— Begin Records to use —

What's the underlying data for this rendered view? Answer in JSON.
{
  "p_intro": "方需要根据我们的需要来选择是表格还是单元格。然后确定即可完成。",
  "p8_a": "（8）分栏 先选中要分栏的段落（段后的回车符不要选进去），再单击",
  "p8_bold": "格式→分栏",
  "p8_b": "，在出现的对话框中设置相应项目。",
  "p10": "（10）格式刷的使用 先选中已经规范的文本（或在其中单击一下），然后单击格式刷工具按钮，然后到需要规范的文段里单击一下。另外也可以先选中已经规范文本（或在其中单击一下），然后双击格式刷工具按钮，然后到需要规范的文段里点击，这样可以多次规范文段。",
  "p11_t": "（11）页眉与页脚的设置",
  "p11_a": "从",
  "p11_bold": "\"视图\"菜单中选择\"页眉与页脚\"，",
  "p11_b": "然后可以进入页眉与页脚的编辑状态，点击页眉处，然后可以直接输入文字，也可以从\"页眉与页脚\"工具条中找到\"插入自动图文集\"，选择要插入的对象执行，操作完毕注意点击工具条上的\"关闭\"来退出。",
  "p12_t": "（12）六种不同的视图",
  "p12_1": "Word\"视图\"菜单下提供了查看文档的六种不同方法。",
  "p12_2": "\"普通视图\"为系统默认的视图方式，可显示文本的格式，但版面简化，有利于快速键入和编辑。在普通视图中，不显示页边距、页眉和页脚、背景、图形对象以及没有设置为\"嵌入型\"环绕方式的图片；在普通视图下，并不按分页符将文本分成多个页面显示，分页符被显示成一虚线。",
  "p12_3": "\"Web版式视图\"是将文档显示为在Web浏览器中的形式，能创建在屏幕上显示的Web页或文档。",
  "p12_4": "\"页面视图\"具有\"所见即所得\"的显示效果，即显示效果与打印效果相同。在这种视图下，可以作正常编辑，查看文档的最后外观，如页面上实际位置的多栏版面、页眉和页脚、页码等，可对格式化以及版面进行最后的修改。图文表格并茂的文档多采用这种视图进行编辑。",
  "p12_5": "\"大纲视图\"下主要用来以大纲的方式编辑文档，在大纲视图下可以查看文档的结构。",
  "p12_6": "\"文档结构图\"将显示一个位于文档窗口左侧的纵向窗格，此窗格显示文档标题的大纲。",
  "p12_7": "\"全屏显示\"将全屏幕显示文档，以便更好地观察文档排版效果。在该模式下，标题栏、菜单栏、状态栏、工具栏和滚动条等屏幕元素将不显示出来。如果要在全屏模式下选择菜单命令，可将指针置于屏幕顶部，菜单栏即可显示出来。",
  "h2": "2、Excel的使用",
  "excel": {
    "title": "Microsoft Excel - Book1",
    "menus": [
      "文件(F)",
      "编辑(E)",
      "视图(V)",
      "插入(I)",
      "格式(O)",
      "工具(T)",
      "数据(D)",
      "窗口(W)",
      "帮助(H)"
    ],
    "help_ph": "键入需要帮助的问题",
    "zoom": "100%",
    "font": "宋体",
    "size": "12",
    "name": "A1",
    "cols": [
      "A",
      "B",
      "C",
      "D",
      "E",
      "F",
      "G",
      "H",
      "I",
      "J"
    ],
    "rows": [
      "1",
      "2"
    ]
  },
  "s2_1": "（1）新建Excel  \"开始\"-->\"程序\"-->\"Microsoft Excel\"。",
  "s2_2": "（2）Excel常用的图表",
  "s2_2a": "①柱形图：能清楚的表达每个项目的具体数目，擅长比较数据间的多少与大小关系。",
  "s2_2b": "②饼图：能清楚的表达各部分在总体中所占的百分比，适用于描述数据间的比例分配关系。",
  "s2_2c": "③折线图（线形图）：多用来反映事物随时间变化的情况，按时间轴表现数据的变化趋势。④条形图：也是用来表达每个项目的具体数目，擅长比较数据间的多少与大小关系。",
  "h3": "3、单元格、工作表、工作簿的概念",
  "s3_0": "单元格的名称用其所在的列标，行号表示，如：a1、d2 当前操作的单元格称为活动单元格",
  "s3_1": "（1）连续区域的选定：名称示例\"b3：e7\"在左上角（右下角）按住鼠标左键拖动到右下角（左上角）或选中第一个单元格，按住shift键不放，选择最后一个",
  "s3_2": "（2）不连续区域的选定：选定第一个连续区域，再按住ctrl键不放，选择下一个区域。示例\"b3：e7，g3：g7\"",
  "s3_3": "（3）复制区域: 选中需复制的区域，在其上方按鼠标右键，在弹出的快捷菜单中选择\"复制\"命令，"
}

— End Records to use —

▸ Given request:
Each line must be given again exactly as written above.

▸ Result of the exercise:
What's the underlying data for this rendered view? Answer in JSON.
{
  "p_intro": "方需要根据我们的需要来选择是表格还是单元格。然后确定即可完成。",
  "p8_a": "（8）分栏 先选中要分栏的段落（段后的回车符不要选进去），再单击",
  "p8_bold": "格式→分栏",
  "p8_b": "，在出现的对话框中设置相应项目。",
  "p10": "（10）格式刷的使用 先选中已经规范的文本（或在其中单击一下），然后单击格式刷工具按钮，然后到需要规范的文段里单击一下。另外也可以先选中已经规范文本（或在其中单击一下），然后双击格式刷工具按钮，然后到需要规范的文段里点击，这样可以多次规范文段。",
  "p11_t": "（11）页眉与页脚的设置",
  "p11_a": "从",
  "p11_bold": "\"视图\"菜单中选择\"页眉与页脚\"，",
  "p11_b": "然后可以进入页眉与页脚的编辑状态，点击页眉处，然后可以直接输入文字，也可以从\"页眉与页脚\"工具条中找到\"插入自动图文集\"，选择要插入的对象执行，操作完毕注意点击工具条上的\"关闭\"来退出。",
  "p12_t": "（12）六种不同的视图",
  "p12_1": "Word\"视图\"菜单下提供了查看文档的六种不同方法。",
  "p12_2": "\"普通视图\"为系统默认的视图方式，可显示文本的格式，但版面简化，有利于快速键入和编辑。在普通视图中，不显示页边距、页眉和页脚、背景、图形对象以及没有设置为\"嵌入型\"环绕方式的图片；在普通视图下，并不按分页符将文本分成多个页面显示，分页符被显示成一虚线。",
  "p12_3": "\"Web版式视图\"是将文档显示为在Web浏览器中的形式，能创建在屏幕上显示的Web页或文档。",
  "p12_4": "\"页面视图\"具有\"所见即所得\"的显示效果，即显示效果与打印效果相同。在这种视图下，可以作正常编辑，查看文档的最后外观，如页面上实际位置的多栏版面、页眉和页脚、页码等，可对格式化以及版面进行最后的修改。图文表格并茂的文档多采用这种视图进行编辑。",
  "p12_5": "\"大纲视图\"下主要用来以大纲的方式编辑文档，在大纲视图下可以查看文档的结构。",
  "p12_6": "\"文档结构图\"将显示一个位于文档窗口左侧的纵向窗格，此窗格显示文档标题的大纲。",
  "p12_7": "\"全屏显示\"将全屏幕显示文档，以便更好地观察文档排版效果。在该模式下，标题栏、菜单栏、状态栏、工具栏和滚动条等屏幕元素将不显示出来。如果要在全屏模式下选择菜单命令，可将指针置于屏幕顶部，菜单栏即可显示出来。",
  "h2": "2、Excel的使用",
  "excel": {
    "title": "Microsoft Excel - Book1",
    "menus": [
      "文件(F)",
      "编辑(E)",
      "视图(V)",
      "插入(I)",
      "格式(O)",
      "工具(T)",
      "数据(D)",
      "窗口(W)",
      "帮助(H)"
    ],
    "help_ph": "键入需要帮助的问题",
    "zoom": "100%",
    "font": "宋体",
    "size": "12",
    "name": "A1",
    "cols": [
      "A",
      "B",
      "C",
      "D",
      "E",
      "F",
      "G",
      "H",
      "I",
      "J"
    ],
    "rows": [
      "1",
      "2"
    ]
  },
  "s2_1": "（1）新建Excel  \"开始\"-->\"程序\"-->\"Microsoft Excel\"。",
  "s2_2": "（2）Excel常用的图表",
  "s2_2a": "①柱形图：能清楚的表达每个项目的具体数目，擅长比较数据间的多少与大小关系。",
  "s2_2b": "②饼图：能清楚的表达各部分在总体中所占的百分比，适用于描述数据间的比例分配关系。",
  "s2_2c": "③折线图（线形图）：多用来反映事物随时间变化的情况，按时间轴表现数据的变化趋势。④条形图：也是用来表达每个项目的具体数目，擅长比较数据间的多少与大小关系。",
  "h3": "3、单元格、工作表、工作簿的概念",
  "s3_0": "单元格的名称用其所在的列标，行号表示，如：a1、d2 当前操作的单元格称为活动单元格",
  "s3_1": "（1）连续区域的选定：名称示例\"b3：e7\"在左上角（右下角）按住鼠标左键拖动到右下角（左上角）或选中第一个单元格，按住shift键不放，选择最后一个",
  "s3_2": "（2）不连续区域的选定：选定第一个连续区域，再按住ctrl键不放，选择下一个区域。示例\"b3：e7，g3：g7\"",
  "s3_3": "（3）复制区域: 选中需复制的区域，在其上方按鼠标右键，在弹出的快捷菜单中选择\"复制\"命令，"
}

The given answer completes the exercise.